**Your instructions**
Copy out lines with the word "Attrition" from the material that follows.

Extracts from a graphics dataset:
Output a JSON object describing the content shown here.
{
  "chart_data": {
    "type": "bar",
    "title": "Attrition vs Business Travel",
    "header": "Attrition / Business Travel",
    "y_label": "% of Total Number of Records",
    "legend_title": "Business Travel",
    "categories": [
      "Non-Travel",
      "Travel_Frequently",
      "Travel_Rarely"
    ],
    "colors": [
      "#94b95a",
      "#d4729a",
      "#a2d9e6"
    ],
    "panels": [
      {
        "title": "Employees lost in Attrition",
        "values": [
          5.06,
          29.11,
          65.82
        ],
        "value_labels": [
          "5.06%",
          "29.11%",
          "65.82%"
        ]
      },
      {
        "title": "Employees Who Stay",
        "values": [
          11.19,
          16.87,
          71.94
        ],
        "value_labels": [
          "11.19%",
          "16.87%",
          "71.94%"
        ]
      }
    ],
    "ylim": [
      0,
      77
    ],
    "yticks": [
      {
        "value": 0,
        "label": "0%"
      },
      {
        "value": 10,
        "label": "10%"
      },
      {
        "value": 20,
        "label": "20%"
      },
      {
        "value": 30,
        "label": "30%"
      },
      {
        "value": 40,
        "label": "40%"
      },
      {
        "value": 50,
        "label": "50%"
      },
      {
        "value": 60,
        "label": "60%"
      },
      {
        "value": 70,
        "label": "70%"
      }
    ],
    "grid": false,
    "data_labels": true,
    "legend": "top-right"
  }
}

**Response to the exercise**
    "title": "Attrition vs Business Travel",
    "header": "Attrition / Business Travel",
        "title": "Employees lost in Attrition",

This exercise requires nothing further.